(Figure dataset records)
◆ ◆ ◆ ◆ ◆

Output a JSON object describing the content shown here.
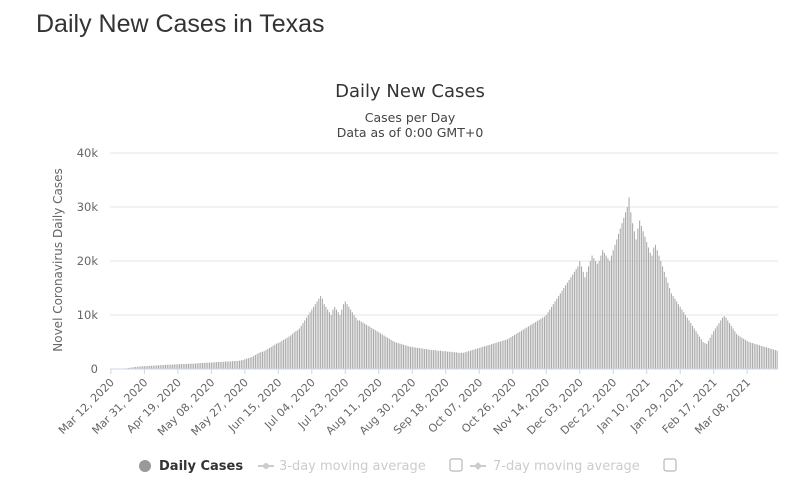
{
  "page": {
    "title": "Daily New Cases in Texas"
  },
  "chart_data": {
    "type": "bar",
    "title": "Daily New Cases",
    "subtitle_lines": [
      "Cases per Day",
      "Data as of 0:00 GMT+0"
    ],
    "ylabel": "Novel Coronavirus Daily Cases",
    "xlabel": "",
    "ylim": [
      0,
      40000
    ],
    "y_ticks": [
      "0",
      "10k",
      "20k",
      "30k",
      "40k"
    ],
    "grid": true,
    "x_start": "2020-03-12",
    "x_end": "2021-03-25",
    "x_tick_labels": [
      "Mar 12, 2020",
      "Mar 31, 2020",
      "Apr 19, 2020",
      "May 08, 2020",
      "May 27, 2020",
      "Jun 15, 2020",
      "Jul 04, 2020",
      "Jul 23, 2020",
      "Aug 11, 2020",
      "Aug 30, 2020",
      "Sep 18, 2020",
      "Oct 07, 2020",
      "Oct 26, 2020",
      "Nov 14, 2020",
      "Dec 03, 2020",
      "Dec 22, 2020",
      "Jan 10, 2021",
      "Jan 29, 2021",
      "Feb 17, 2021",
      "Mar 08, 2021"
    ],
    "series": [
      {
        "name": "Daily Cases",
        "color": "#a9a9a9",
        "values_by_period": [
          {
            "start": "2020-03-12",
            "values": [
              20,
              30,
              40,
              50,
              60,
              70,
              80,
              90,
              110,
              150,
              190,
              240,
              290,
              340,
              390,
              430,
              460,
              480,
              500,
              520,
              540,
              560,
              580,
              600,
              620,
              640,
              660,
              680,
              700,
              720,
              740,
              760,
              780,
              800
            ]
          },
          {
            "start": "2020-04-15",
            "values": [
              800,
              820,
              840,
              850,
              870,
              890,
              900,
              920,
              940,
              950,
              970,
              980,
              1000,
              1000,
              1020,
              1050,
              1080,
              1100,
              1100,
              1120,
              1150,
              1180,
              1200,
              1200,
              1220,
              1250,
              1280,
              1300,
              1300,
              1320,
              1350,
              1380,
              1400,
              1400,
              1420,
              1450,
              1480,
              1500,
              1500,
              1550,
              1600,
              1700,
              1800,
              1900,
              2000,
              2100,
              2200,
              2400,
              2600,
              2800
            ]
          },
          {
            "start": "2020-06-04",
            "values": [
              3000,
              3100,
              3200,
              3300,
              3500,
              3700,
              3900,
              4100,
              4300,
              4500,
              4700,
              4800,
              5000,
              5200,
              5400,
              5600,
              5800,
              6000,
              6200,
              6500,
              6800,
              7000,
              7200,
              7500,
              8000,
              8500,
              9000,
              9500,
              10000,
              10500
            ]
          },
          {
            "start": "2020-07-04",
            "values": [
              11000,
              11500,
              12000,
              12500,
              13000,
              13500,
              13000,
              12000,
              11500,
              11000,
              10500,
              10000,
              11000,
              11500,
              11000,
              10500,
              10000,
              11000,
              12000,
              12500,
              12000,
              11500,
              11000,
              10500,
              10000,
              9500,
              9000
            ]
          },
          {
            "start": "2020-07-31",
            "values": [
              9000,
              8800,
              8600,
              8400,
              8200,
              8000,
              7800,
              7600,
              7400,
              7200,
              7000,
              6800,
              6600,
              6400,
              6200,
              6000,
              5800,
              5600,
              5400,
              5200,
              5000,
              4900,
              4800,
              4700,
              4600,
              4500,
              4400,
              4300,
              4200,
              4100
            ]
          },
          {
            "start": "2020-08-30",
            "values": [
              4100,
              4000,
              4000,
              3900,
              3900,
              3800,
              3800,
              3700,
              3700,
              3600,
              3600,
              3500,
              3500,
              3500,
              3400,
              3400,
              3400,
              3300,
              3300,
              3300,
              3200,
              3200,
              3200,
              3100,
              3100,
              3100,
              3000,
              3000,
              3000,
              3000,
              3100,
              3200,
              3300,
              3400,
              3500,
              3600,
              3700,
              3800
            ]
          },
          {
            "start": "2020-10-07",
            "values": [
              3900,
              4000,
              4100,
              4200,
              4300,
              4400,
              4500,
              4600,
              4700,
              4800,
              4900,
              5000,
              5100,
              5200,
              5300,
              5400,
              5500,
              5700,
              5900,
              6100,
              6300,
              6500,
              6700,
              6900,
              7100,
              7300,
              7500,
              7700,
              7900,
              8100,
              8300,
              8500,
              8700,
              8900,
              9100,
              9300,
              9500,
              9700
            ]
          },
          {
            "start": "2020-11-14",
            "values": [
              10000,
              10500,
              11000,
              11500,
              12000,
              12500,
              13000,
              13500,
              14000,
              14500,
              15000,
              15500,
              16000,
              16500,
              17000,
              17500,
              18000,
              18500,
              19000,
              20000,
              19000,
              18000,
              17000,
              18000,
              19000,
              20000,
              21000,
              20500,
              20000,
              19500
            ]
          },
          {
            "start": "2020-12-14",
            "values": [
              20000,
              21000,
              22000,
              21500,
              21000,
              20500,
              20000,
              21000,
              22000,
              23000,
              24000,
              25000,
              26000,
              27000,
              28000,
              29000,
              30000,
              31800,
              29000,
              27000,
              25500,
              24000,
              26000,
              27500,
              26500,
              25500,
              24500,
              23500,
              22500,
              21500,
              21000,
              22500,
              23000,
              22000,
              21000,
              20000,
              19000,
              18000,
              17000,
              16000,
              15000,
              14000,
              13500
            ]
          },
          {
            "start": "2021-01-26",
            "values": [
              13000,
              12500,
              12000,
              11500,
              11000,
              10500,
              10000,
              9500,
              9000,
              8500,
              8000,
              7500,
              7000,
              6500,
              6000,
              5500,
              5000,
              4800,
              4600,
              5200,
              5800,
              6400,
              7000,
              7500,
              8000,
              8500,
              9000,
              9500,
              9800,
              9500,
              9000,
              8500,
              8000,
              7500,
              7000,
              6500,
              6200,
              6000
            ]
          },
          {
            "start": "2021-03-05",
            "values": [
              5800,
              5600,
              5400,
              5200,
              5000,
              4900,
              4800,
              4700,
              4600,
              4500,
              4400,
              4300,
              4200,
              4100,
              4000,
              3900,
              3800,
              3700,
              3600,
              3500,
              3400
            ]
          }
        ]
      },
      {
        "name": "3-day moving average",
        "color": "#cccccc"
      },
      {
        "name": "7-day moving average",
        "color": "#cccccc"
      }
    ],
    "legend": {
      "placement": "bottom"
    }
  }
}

◆ ◆ ◆ ◆ ◆

• _Problem to work on_
Collect every line with the string "average" from the records, and copy each.

• _The completed task_
        "name": "3-day moving average",
        "name": "7-day moving average",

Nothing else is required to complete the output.